Page excerpt —
# Marketing Analytics: RFM Modeling

  When it comes to marketing, if you're trying to talk to everybody, you’re going to have a difficult time reaching anybody. Vague and generic messages are far less likely to resonate with audiences than specific, direct communication – which is why targeting in marketing is so important.
Smart marketers understand the importance of "know thy customer". Instead of simply focusing on generating more clicks, marketers must follow the paradigm shift from increased CTRs (Click-Through Rates) to retention, loyalty, and building customer relationships.

Instead of analyzing the entire customer base as a whole, it's better to segment them into homogeneous groups, understand the traits/behaviour of each group, and engage them with relevant targeted campaigns. 

One of the most popular, easy-to-use, and effective segmentation methods which enable marketers to analyze the customer behavior is RFM analysis.

Data entries —
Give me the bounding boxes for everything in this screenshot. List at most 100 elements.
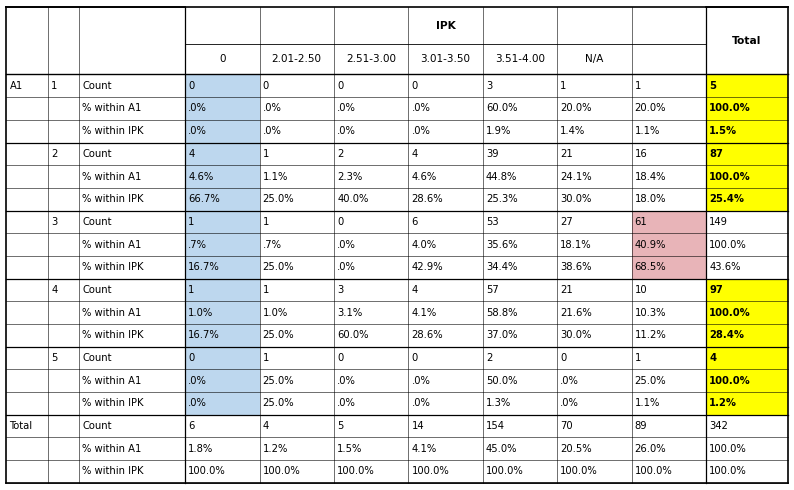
Text: 1: 1 [263,149,269,159]
Text: 154: 154 [486,421,505,431]
Bar [334,301,408,324]
Text: 100.0%: 100.0% [337,466,375,476]
Text: 1.5%: 1.5% [709,126,738,136]
Bar [260,97,334,120]
Text: 25.0%: 25.0% [634,376,666,386]
Bar [6,437,48,460]
Text: 18.0%: 18.0% [634,194,666,204]
Bar [631,97,706,120]
Text: .0%: .0% [337,398,356,408]
Bar [631,233,706,256]
Bar [557,188,631,211]
Text: 342: 342 [709,421,728,431]
Bar [557,324,631,346]
Text: 2.01-2.50: 2.01-2.50 [272,54,322,64]
Text: 11.2%: 11.2% [634,330,666,340]
Bar [483,74,557,97]
Bar [260,165,334,188]
Bar [557,165,631,188]
Text: 100.0%: 100.0% [709,103,751,114]
Text: 100.0%: 100.0% [709,308,751,318]
Text: 20.5%: 20.5% [561,443,592,454]
Text: 1: 1 [634,353,641,363]
Text: 16: 16 [634,149,647,159]
Bar [48,437,79,460]
Text: 1.2%: 1.2% [709,398,737,408]
Bar [48,143,79,165]
Bar [706,97,788,120]
Text: 0: 0 [188,81,195,91]
Bar [557,437,631,460]
Bar [185,233,260,256]
Bar [483,460,557,483]
Bar [260,233,334,256]
Text: 0: 0 [188,353,195,363]
Bar [185,460,260,483]
Bar [557,392,631,415]
Bar [6,188,48,211]
Text: 1.2%: 1.2% [263,443,288,454]
Bar [48,301,79,324]
Bar [334,143,408,165]
Bar [631,278,706,301]
Bar [260,346,334,369]
Bar [557,256,631,278]
Text: 21: 21 [561,285,573,295]
Bar [79,392,185,415]
Bar [185,278,260,301]
Bar [185,324,260,346]
Bar [6,460,48,483]
Text: 100.0%: 100.0% [634,466,673,476]
Text: 4: 4 [188,149,195,159]
Bar [185,256,260,278]
Text: 30.0%: 30.0% [561,330,592,340]
Text: 14: 14 [411,421,424,431]
Text: 1.1%: 1.1% [263,172,288,181]
Bar [557,460,631,483]
Bar [79,301,185,324]
Text: A1: A1 [10,81,23,91]
Bar [48,346,79,369]
Bar [483,415,557,437]
Bar [631,165,706,188]
Text: 60.0%: 60.0% [337,330,368,340]
Text: 16.7%: 16.7% [188,330,220,340]
Text: 1: 1 [188,217,195,227]
Text: 4: 4 [263,421,269,431]
Text: 4: 4 [709,353,716,363]
Text: 24.1%: 24.1% [561,172,592,181]
Bar [334,415,408,437]
Bar [706,437,788,460]
Text: .0%: .0% [188,126,207,136]
Text: 100.0%: 100.0% [561,466,598,476]
Bar [334,188,408,211]
Bar [631,415,706,437]
Bar [334,278,408,301]
Bar [260,120,334,143]
Bar [483,120,557,143]
Text: 70: 70 [561,421,573,431]
Bar [631,324,706,346]
Text: 0: 0 [263,81,269,91]
Text: 10.3%: 10.3% [634,308,666,318]
Text: 3.51-4.00: 3.51-4.00 [495,54,545,64]
Bar [185,392,260,415]
Text: 0: 0 [337,81,343,91]
Bar [631,120,706,143]
Bar [6,74,48,97]
Bar [631,188,706,211]
Text: 25.0%: 25.0% [263,194,295,204]
Bar [334,165,408,188]
Text: 0: 0 [411,81,418,91]
Text: 25.0%: 25.0% [263,398,295,408]
Bar [408,392,483,415]
Bar [706,278,788,301]
Bar [6,7,185,74]
Text: .0%: .0% [337,126,356,136]
Text: 28.6%: 28.6% [411,194,443,204]
Text: 26.0%: 26.0% [634,443,666,454]
Bar [79,74,185,97]
Text: 37.0%: 37.0% [486,330,518,340]
Bar [706,74,788,97]
Bar [260,256,334,278]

Requirements —
A. In the RFM modeling page, what does CTR stand for?
B. Write the next part of the RFM modeling page, picking up after its last sentence.

Task-by-task outputs —
A. Click-Through Rate.

B.
## Table of Contents:

**1. Introduction**

**2. Data Preprocessing**

**3. Exploratory Analysis**

**4. RFM Modeling** 
    
**5. Conclusion**

## 1. Introduction   

RFM stands for Recency, Frequency, and Monetary value, each corresponding to some key customer trait. These RFM metrics are important indicators of a customer’s behavior because frequency and monetary value affects a customer’s lifetime value, and recency affects retention, a measure of engagement.

Businesses that lack the monetary aspect, like viewership, readership, or surfing-oriented products, could use Engagement parameters instead of Monetary ones. This results in using **RFE** (Recency, Frequency, Engagement) – a variation of RFM. Further, this Engagement parameter could be defined as a composite value based on metrics such as bounce rate, visit duration, number of pages visited, time spent per page, etc.

RFM features of customers illustrates these characteristics:
* The more recent they purchase, the more responsive they are to the promotions.
* The more frequent they purchase, the more engaged and satisfied they are.
* The more monetary value helps to differentiate high spenders vs low spenders.

In this article, we are going to work with the online-retail dataset from UCI Machine Learning repository.

**Dataset Information:**

This is a transnational data set which contains all the transactions occurring between 01/12/2010 and 09/12/2011 for a UK-based and registered non-store online retail.The company mainly sells unique all-occasion gifts. Many customers of the company are wholesalers.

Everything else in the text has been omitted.